DATA>
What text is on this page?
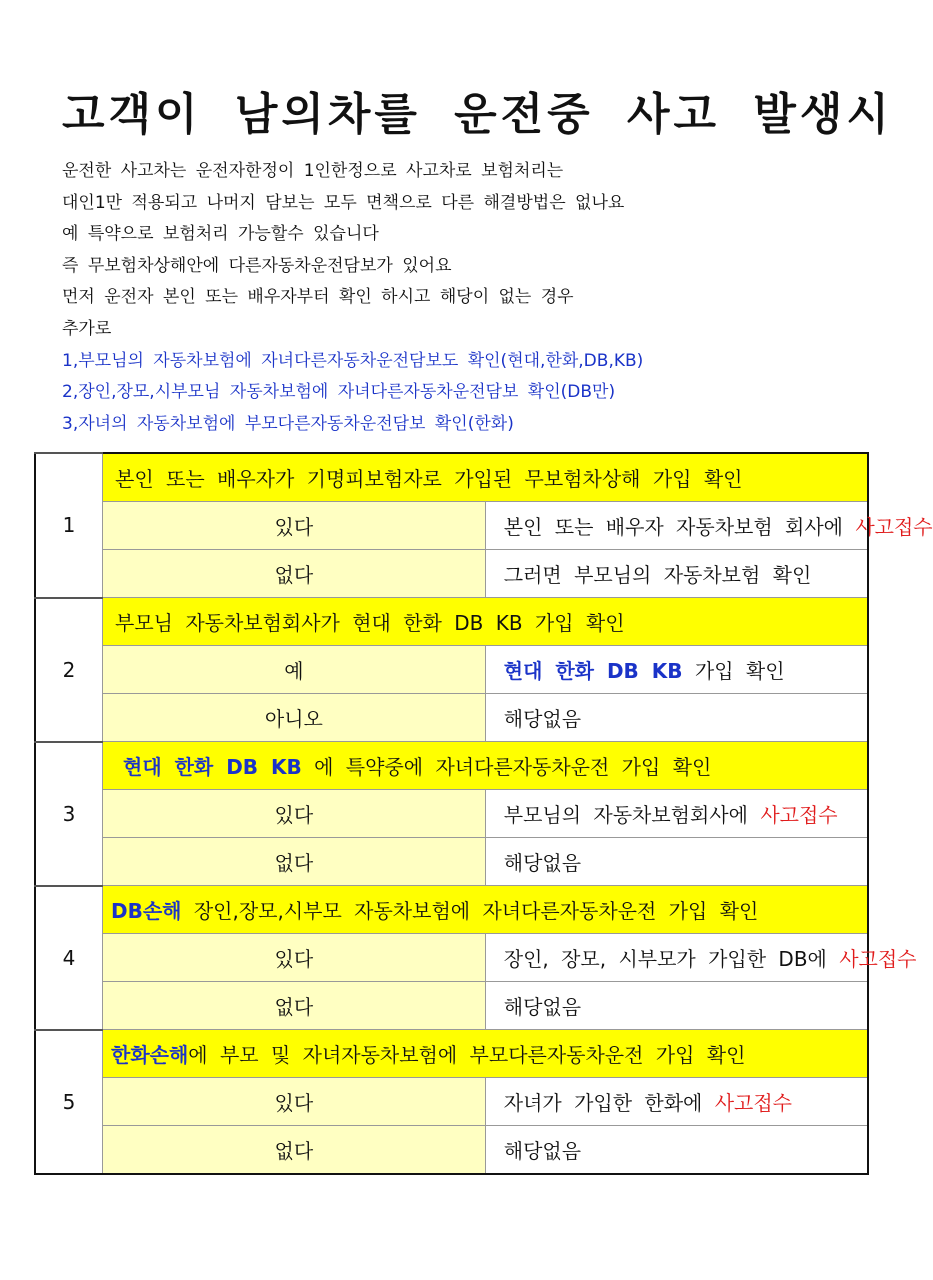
고객이 남의차를 운전중 사고 발생시
운전한 사고차는 운전자한정이 1인한정으로 사고차로 보험처리는
대인1만 적용되고 나머지 담보는 모두 면책으로 다른 해결방법은 없나요
예 특약으로 보험처리 가능할수 있습니다
즉 무보험차상해안에 다른자동차운전담보가 있어요
먼저 운전자 본인 또는 배우자부터 확인 하시고 해당이 없는 경우
추가로
1,부모님의 자동차보험에 자녀다른자동차운전담보도 확인(현대,한화,DB,KB)
2,장인,장모,시부모님 자동차보험에 자녀다른자동차운전담보 확인(DB만)
3,자녀의 자동차보험에 부모다른자동차운전담보 확인(한화)
1	본인 또는 배우자가 기명피보험자로 가입된 무보험차상해 가입 확인	
	있다	본인 또는 배우자 자동차보험 회사에 사고접수
	없다	그러면 부모님의 자동차보험 확인
2	부모님 자동차보험회사가 현대 한화 DB KB 가입 확인	
	예	현대 한화 DB KB 가입 확인
	아니오	해당없음
3	현대 한화 DB KB 에 특약중에 자녀다른자동차운전 가입 확인	
	있다	부모님의 자동차보험회사에 사고접수
	없다	해당없음
4	DB손해 장인,장모,시부모 자동차보험에 자녀다른자동차운전 가입 확인	
	있다	장인, 장모, 시부모가 가입한 DB에 사고접수
	없다	해당없음
5	한화손해에 부모 및 자녀자동차보험에 부모다른자동차운전 가입 확인	
	있다	자녀가 가입한 한화에 사고접수
	없다	해당없음
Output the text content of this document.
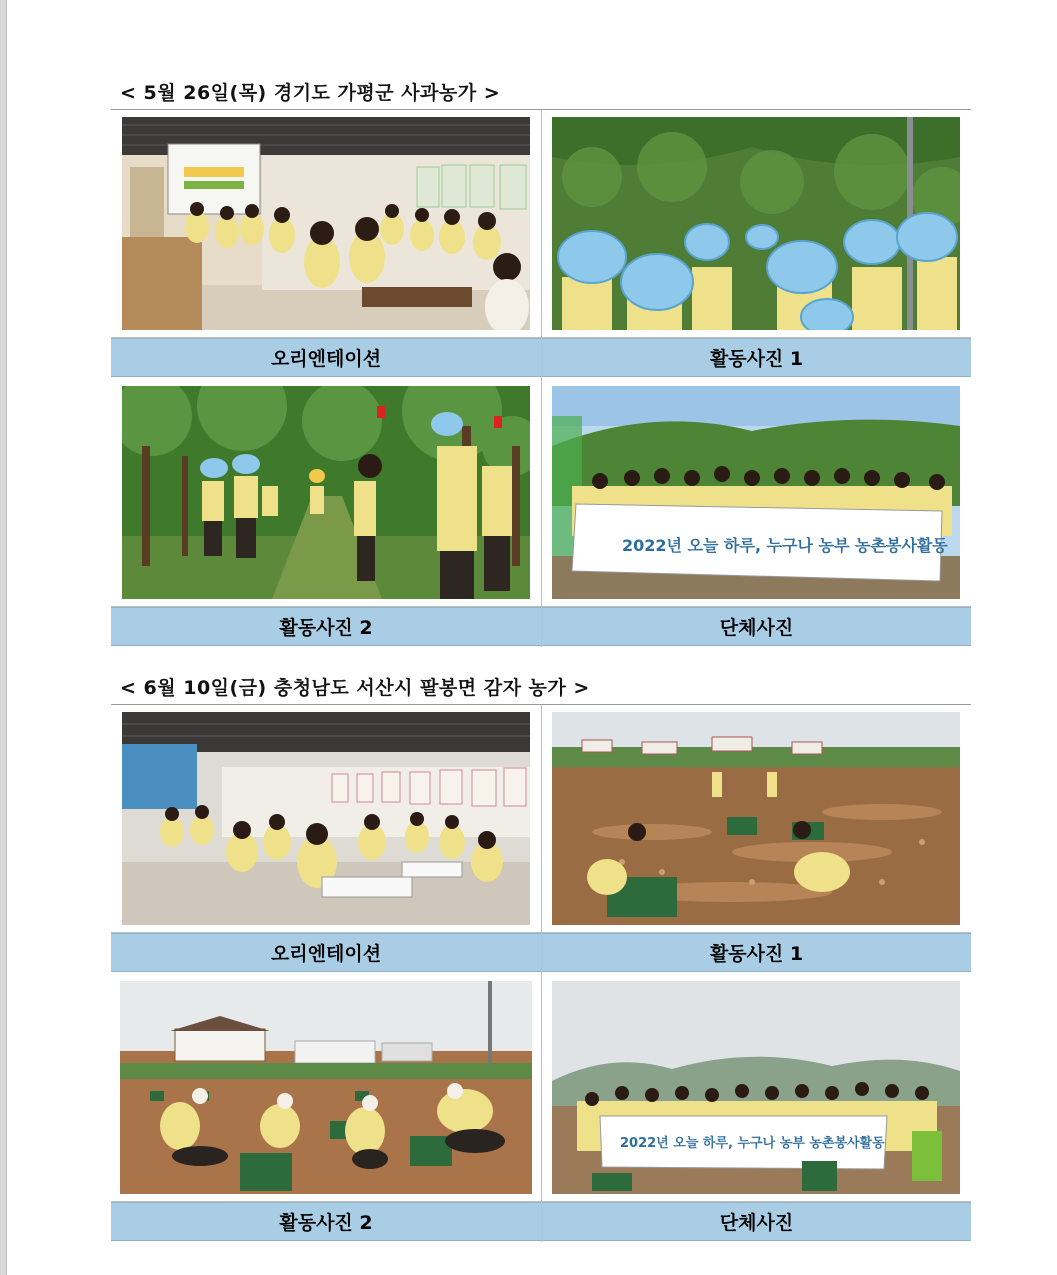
< 5월 26일(목) 경기도 가평군 사과농가 >
오리엔테이션	활동사진 1
2022년 오늘 하루, 누구나 농부 농촌봉사활동
활동사진 2	단체사진
< 6월 10일(금) 충청남도 서산시 팔봉면 감자 농가 >
오리엔테이션	활동사진 1
2022년 오늘 하루, 누구나 농부 농촌봉사활동
활동사진 2	단체사진
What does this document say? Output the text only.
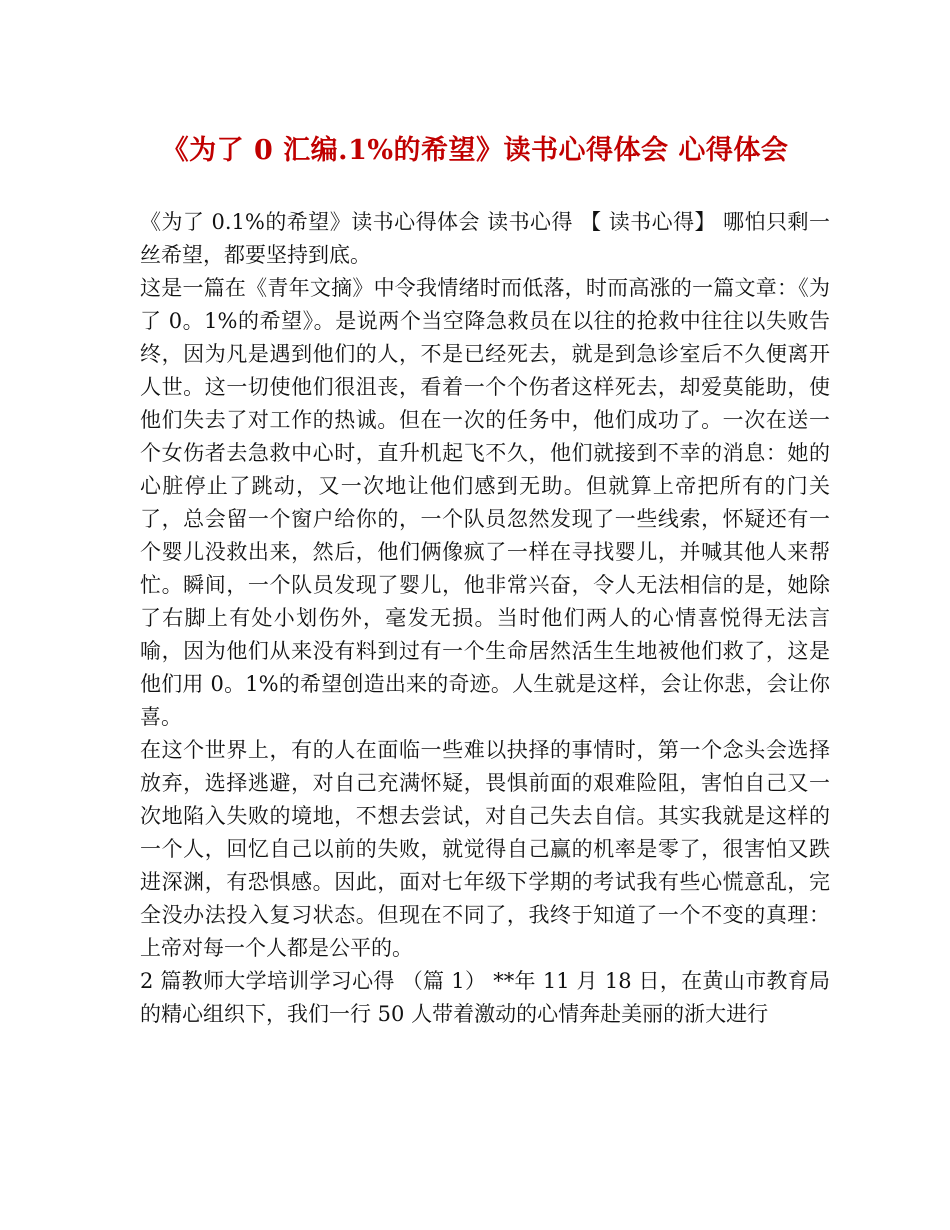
《为了 0 汇编.1%的希望》读书心得体会 心得体会

《为了 0.1%的希望》读书心得体会 读书心得 【 读书心得】 哪怕只剩一丝希望，都要坚持到底。

这是一篇在《青年文摘》中令我情绪时而低落，时而高涨的一篇文章：《为了 0。1%的希望》。是说两个当空降急救员在以往的抢救中往往以失败告终，因为凡是遇到他们的人，不是已经死去，就是到急诊室后不久便离开人世。这一切使他们很沮丧，看着一个个伤者这样死去，却爱莫能助，使他们失去了对工作的热诚。但在一次的任务中，他们成功了。一次在送一个女伤者去急救中心时，直升机起飞不久，他们就接到不幸的消息：她的心脏停止了跳动，又一次地让他们感到无助。但就算上帝把所有的门关了，总会留一个窗户给你的，一个队员忽然发现了一些线索，怀疑还有一个婴儿没救出来，然后，他们俩像疯了一样在寻找婴儿，并喊其他人来帮忙。瞬间，一个队员发现了婴儿，他非常兴奋，令人无法相信的是，她除了右脚上有处小划伤外，毫发无损。当时他们两人的心情喜悦得无法言喻，因为他们从来没有料到过有一个生命居然活生生地被他们救了，这是他们用 0。1%的希望创造出来的奇迹。人生就是这样，会让你悲，会让你喜。

在这个世界上，有的人在面临一些难以抉择的事情时，第一个念头会选择放弃，选择逃避，对自己充满怀疑，畏惧前面的艰难险阻，害怕自己又一次地陷入失败的境地，不想去尝试，对自己失去自信。其实我就是这样的一个人，回忆自己以前的失败，就觉得自己赢的机率是零了，很害怕又跌进深渊，有恐惧感。因此，面对七年级下学期的考试我有些心慌意乱，完全没办法投入复习状态。但现在不同了，我终于知道了一个不变的真理：上帝对每一个人都是公平的。

2 篇教师大学培训学习心得 （篇 1） **年 11 月 18 日，在黄山市教育局的精心组织下，我们一行 50 人带着激动的心情奔赴美丽的浙大进行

WRITTEN REQUEST> With the pictures left out, transcribe the material exactly.

COMPLETE OUTPUT>
What text is on this page?
고객이 남의차를 운전중 사고 발생시
운전한 사고차는 운전자한정이 1인한정으로 사고차로 보험처리는
대인1만 적용되고 나머지 담보는 모두 면책으로 다른 해결방법은 없나요
예 특약으로 보험처리 가능할수 있습니다
즉 무보험차상해안에 다른자동차운전담보가 있어요
먼저 운전자 본인 또는 배우자부터 확인 하시고 해당이 없는 경우
추가로
1,부모님의 자동차보험에 자녀다른자동차운전담보도 확인(현대,한화,DB,KB)
2,장인,장모,시부모님 자동차보험에 자녀다른자동차운전담보 확인(DB만)
3,자녀의 자동차보험에 부모다른자동차운전담보 확인(한화)
1	본인 또는 배우자가 기명피보험자로 가입된 무보험차상해 가입 확인	
	있다	본인 또는 배우자 자동차보험 회사에 사고접수
	없다	그러면 부모님의 자동차보험 확인
2	부모님 자동차보험회사가 현대 한화 DB KB 가입 확인	
	예	현대 한화 DB KB 가입 확인
	아니오	해당없음
3	현대 한화 DB KB 에 특약중에 자녀다른자동차운전 가입 확인	
	있다	부모님의 자동차보험회사에 사고접수
	없다	해당없음
4	DB손해 장인,장모,시부모 자동차보험에 자녀다른자동차운전 가입 확인	
	있다	장인, 장모, 시부모가 가입한 DB에 사고접수
	없다	해당없음
5	한화손해에 부모 및 자녀자동차보험에 부모다른자동차운전 가입 확인	
	있다	자녀가 가입한 한화에 사고접수
	없다	해당없음
Output the text content of this document.
< 5월 26일(목) 경기도 가평군 사과농가 >
오리엔테이션	활동사진 1
2022년 오늘 하루, 누구나 농부 농촌봉사활동
활동사진 2	단체사진
< 6월 10일(금) 충청남도 서산시 팔봉면 감자 농가 >
오리엔테이션	활동사진 1
2022년 오늘 하루, 누구나 농부 농촌봉사활동
활동사진 2	단체사진
What does this document say? Output the text only.
《为了 0 汇编.1%的希望》读书心得体会 心得体会

《为了 0.1%的希望》读书心得体会 读书心得 【 读书心得】 哪怕只剩一丝希望，都要坚持到底。

这是一篇在《青年文摘》中令我情绪时而低落，时而高涨的一篇文章：《为了 0。1%的希望》。是说两个当空降急救员在以往的抢救中往往以失败告终，因为凡是遇到他们的人，不是已经死去，就是到急诊室后不久便离开人世。这一切使他们很沮丧，看着一个个伤者这样死去，却爱莫能助，使他们失去了对工作的热诚。但在一次的任务中，他们成功了。一次在送一个女伤者去急救中心时，直升机起飞不久，他们就接到不幸的消息：她的心脏停止了跳动，又一次地让他们感到无助。但就算上帝把所有的门关了，总会留一个窗户给你的，一个队员忽然发现了一些线索，怀疑还有一个婴儿没救出来，然后，他们俩像疯了一样在寻找婴儿，并喊其他人来帮忙。瞬间，一个队员发现了婴儿，他非常兴奋，令人无法相信的是，她除了右脚上有处小划伤外，毫发无损。当时他们两人的心情喜悦得无法言喻，因为他们从来没有料到过有一个生命居然活生生地被他们救了，这是他们用 0。1%的希望创造出来的奇迹。人生就是这样，会让你悲，会让你喜。

在这个世界上，有的人在面临一些难以抉择的事情时，第一个念头会选择放弃，选择逃避，对自己充满怀疑，畏惧前面的艰难险阻，害怕自己又一次地陷入失败的境地，不想去尝试，对自己失去自信。其实我就是这样的一个人，回忆自己以前的失败，就觉得自己赢的机率是零了，很害怕又跌进深渊，有恐惧感。因此，面对七年级下学期的考试我有些心慌意乱，完全没办法投入复习状态。但现在不同了，我终于知道了一个不变的真理：上帝对每一个人都是公平的。

2 篇教师大学培训学习心得 （篇 1） **年 11 月 18 日，在黄山市教育局的精心组织下，我们一行 50 人带着激动的心情奔赴美丽的浙大进行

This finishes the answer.